(Stored data entries)
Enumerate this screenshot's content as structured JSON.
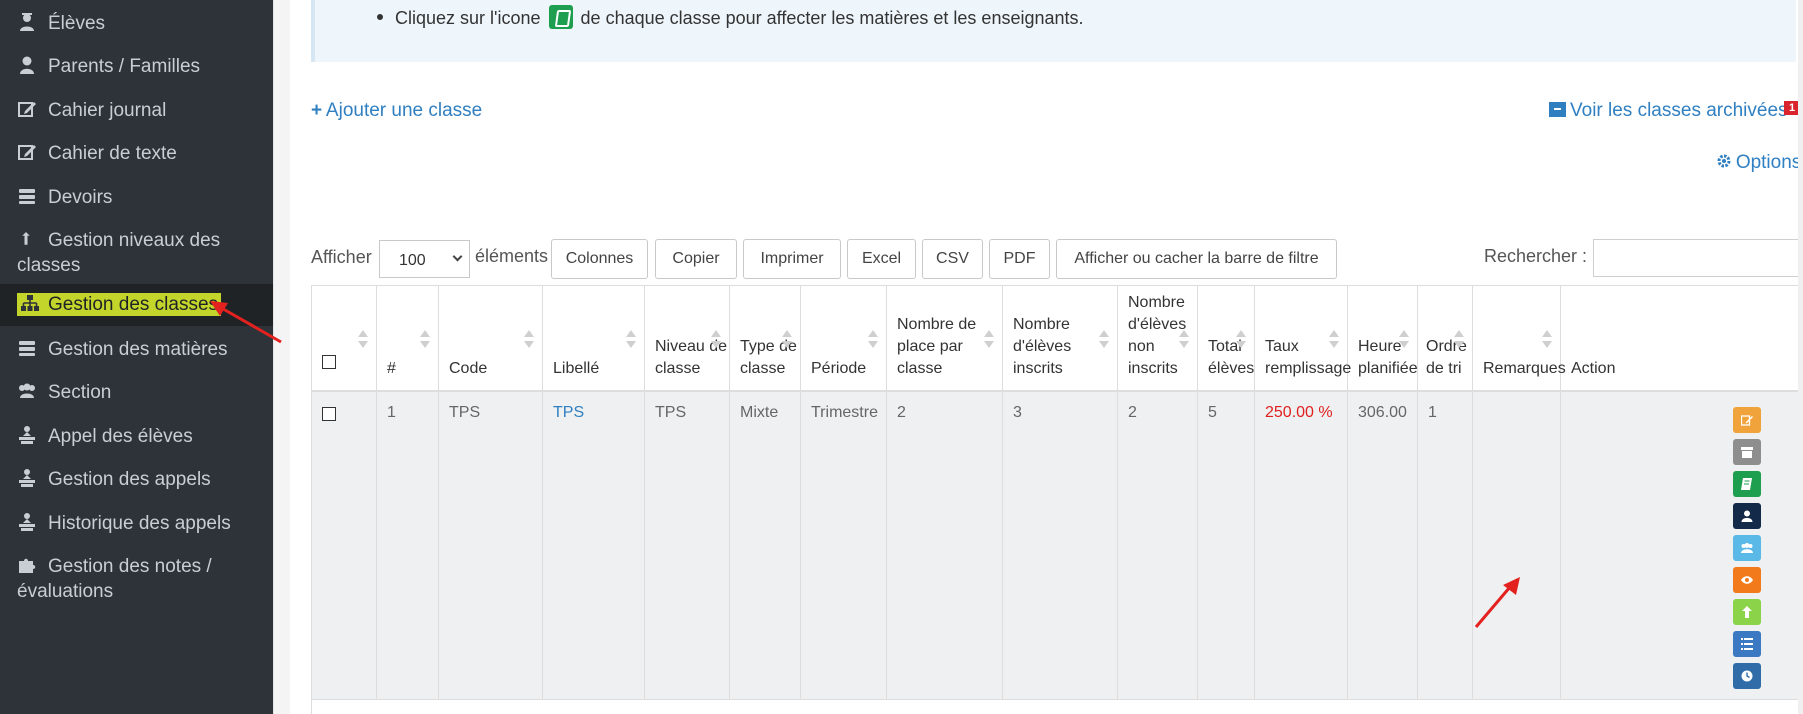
{
  "sidebar": {
    "items": [
      {
        "label": "Élèves",
        "icon": "graduate-icon"
      },
      {
        "label": "Parents / Familles",
        "icon": "user-icon"
      },
      {
        "label": "Cahier journal",
        "icon": "edit-icon"
      },
      {
        "label": "Cahier de texte",
        "icon": "edit-icon"
      },
      {
        "label": "Devoirs",
        "icon": "stack-icon"
      },
      {
        "label": "Gestion niveaux des",
        "label2": "classes",
        "icon": "level-arrow-icon"
      },
      {
        "label": "Gestion des classes",
        "icon": "sitemap-icon"
      },
      {
        "label": "Gestion des matières",
        "icon": "stack-icon"
      },
      {
        "label": "Section",
        "icon": "users-icon"
      },
      {
        "label": "Appel des élèves",
        "icon": "classroom-icon"
      },
      {
        "label": "Gestion des appels",
        "icon": "classroom-icon"
      },
      {
        "label": "Historique des appels",
        "icon": "classroom-icon"
      },
      {
        "label": "Gestion des notes /",
        "label2": "évaluations",
        "icon": "puzzle-icon"
      }
    ]
  },
  "info": {
    "text_before": "Cliquez sur l'icone",
    "text_after": "de chaque classe pour affecter les matières et les enseignants."
  },
  "links": {
    "add_class": "Ajouter une classe",
    "archived": "Voir les classes archivées",
    "archived_badge": "1",
    "options": "Options"
  },
  "toolbar": {
    "show_label": "Afficher",
    "page_size": "100",
    "elements_label": "éléments",
    "buttons": [
      "Colonnes",
      "Copier",
      "Imprimer",
      "Excel",
      "CSV",
      "PDF",
      "Afficher ou cacher la barre de filtre"
    ],
    "search_label": "Rechercher :"
  },
  "table": {
    "headers": [
      {
        "lines": [
          ""
        ],
        "key": "select"
      },
      {
        "lines": [
          "#"
        ]
      },
      {
        "lines": [
          "Code"
        ]
      },
      {
        "lines": [
          "Libellé"
        ]
      },
      {
        "lines": [
          "Niveau de",
          "classe"
        ]
      },
      {
        "lines": [
          "Type de",
          "classe"
        ]
      },
      {
        "lines": [
          "Période"
        ]
      },
      {
        "lines": [
          "Nombre de",
          "place par classe"
        ]
      },
      {
        "lines": [
          "Nombre",
          "d'élèves inscrits"
        ]
      },
      {
        "lines": [
          "Nombre",
          "d'élèves",
          "non",
          "inscrits"
        ]
      },
      {
        "lines": [
          "Total",
          "élèves"
        ]
      },
      {
        "lines": [
          "Taux",
          "remplissage"
        ]
      },
      {
        "lines": [
          "Heure",
          "planifiée"
        ]
      },
      {
        "lines": [
          "Ordre",
          "de tri"
        ]
      },
      {
        "lines": [
          "Remarques"
        ]
      },
      {
        "lines": [
          "Action"
        ]
      }
    ],
    "rows": [
      {
        "num": "1",
        "code": "TPS",
        "libelle": "TPS",
        "niveau": "TPS",
        "type": "Mixte",
        "periode": "Trimestre",
        "places": "2",
        "inscrits": "3",
        "non_inscrits": "2",
        "total": "5",
        "taux": "250.00 %",
        "heure": "306.00",
        "ordre": "1",
        "remarques": ""
      }
    ]
  },
  "action_buttons": [
    {
      "name": "edit-icon",
      "color": "#f0a33a"
    },
    {
      "name": "archive-icon",
      "color": "#8e8e8e"
    },
    {
      "name": "book-icon",
      "color": "#1e9e4f"
    },
    {
      "name": "user-icon",
      "color": "#142a49"
    },
    {
      "name": "users-icon",
      "color": "#5bb9e8"
    },
    {
      "name": "eye-icon",
      "color": "#f27a1a"
    },
    {
      "name": "level-up-icon",
      "color": "#8bd44a"
    },
    {
      "name": "list-icon",
      "color": "#3b79c2"
    },
    {
      "name": "clock-icon",
      "color": "#2f6ca8"
    }
  ],
  "colors": {
    "sidebar_bg": "#2d3338",
    "highlight": "#c3d52b",
    "link": "#2f7fc1",
    "danger": "#e0201f"
  }
}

Task objective: Reproduce the whole listing above word for word, but not its pictures.

Written response:
Enumerate this screenshot's content as structured JSON.
{
  "sidebar": {
    "items": [
      {
        "label": "Élèves",
        "icon": "graduate-icon"
      },
      {
        "label": "Parents / Familles",
        "icon": "user-icon"
      },
      {
        "label": "Cahier journal",
        "icon": "edit-icon"
      },
      {
        "label": "Cahier de texte",
        "icon": "edit-icon"
      },
      {
        "label": "Devoirs",
        "icon": "stack-icon"
      },
      {
        "label": "Gestion niveaux des",
        "label2": "classes",
        "icon": "level-arrow-icon"
      },
      {
        "label": "Gestion des classes",
        "icon": "sitemap-icon"
      },
      {
        "label": "Gestion des matières",
        "icon": "stack-icon"
      },
      {
        "label": "Section",
        "icon": "users-icon"
      },
      {
        "label": "Appel des élèves",
        "icon": "classroom-icon"
      },
      {
        "label": "Gestion des appels",
        "icon": "classroom-icon"
      },
      {
        "label": "Historique des appels",
        "icon": "classroom-icon"
      },
      {
        "label": "Gestion des notes /",
        "label2": "évaluations",
        "icon": "puzzle-icon"
      }
    ]
  },
  "info": {
    "text_before": "Cliquez sur l'icone",
    "text_after": "de chaque classe pour affecter les matières et les enseignants."
  },
  "links": {
    "add_class": "Ajouter une classe",
    "archived": "Voir les classes archivées",
    "archived_badge": "1",
    "options": "Options"
  },
  "toolbar": {
    "show_label": "Afficher",
    "page_size": "100",
    "elements_label": "éléments",
    "buttons": [
      "Colonnes",
      "Copier",
      "Imprimer",
      "Excel",
      "CSV",
      "PDF",
      "Afficher ou cacher la barre de filtre"
    ],
    "search_label": "Rechercher :"
  },
  "table": {
    "headers": [
      {
        "lines": [
          ""
        ],
        "key": "select"
      },
      {
        "lines": [
          "#"
        ]
      },
      {
        "lines": [
          "Code"
        ]
      },
      {
        "lines": [
          "Libellé"
        ]
      },
      {
        "lines": [
          "Niveau de",
          "classe"
        ]
      },
      {
        "lines": [
          "Type de",
          "classe"
        ]
      },
      {
        "lines": [
          "Période"
        ]
      },
      {
        "lines": [
          "Nombre de",
          "place par classe"
        ]
      },
      {
        "lines": [
          "Nombre",
          "d'élèves inscrits"
        ]
      },
      {
        "lines": [
          "Nombre",
          "d'élèves",
          "non",
          "inscrits"
        ]
      },
      {
        "lines": [
          "Total",
          "élèves"
        ]
      },
      {
        "lines": [
          "Taux",
          "remplissage"
        ]
      },
      {
        "lines": [
          "Heure",
          "planifiée"
        ]
      },
      {
        "lines": [
          "Ordre",
          "de tri"
        ]
      },
      {
        "lines": [
          "Remarques"
        ]
      },
      {
        "lines": [
          "Action"
        ]
      }
    ],
    "rows": [
      {
        "num": "1",
        "code": "TPS",
        "libelle": "TPS",
        "niveau": "TPS",
        "type": "Mixte",
        "periode": "Trimestre",
        "places": "2",
        "inscrits": "3",
        "non_inscrits": "2",
        "total": "5",
        "taux": "250.00 %",
        "heure": "306.00",
        "ordre": "1",
        "remarques": ""
      }
    ]
  },
  "action_buttons": [
    {
      "name": "edit-icon",
      "color": "#f0a33a"
    },
    {
      "name": "archive-icon",
      "color": "#8e8e8e"
    },
    {
      "name": "book-icon",
      "color": "#1e9e4f"
    },
    {
      "name": "user-icon",
      "color": "#142a49"
    },
    {
      "name": "users-icon",
      "color": "#5bb9e8"
    },
    {
      "name": "eye-icon",
      "color": "#f27a1a"
    },
    {
      "name": "level-up-icon",
      "color": "#8bd44a"
    },
    {
      "name": "list-icon",
      "color": "#3b79c2"
    },
    {
      "name": "clock-icon",
      "color": "#2f6ca8"
    }
  ],
  "colors": {
    "sidebar_bg": "#2d3338",
    "highlight": "#c3d52b",
    "link": "#2f7fc1",
    "danger": "#e0201f"
  }
}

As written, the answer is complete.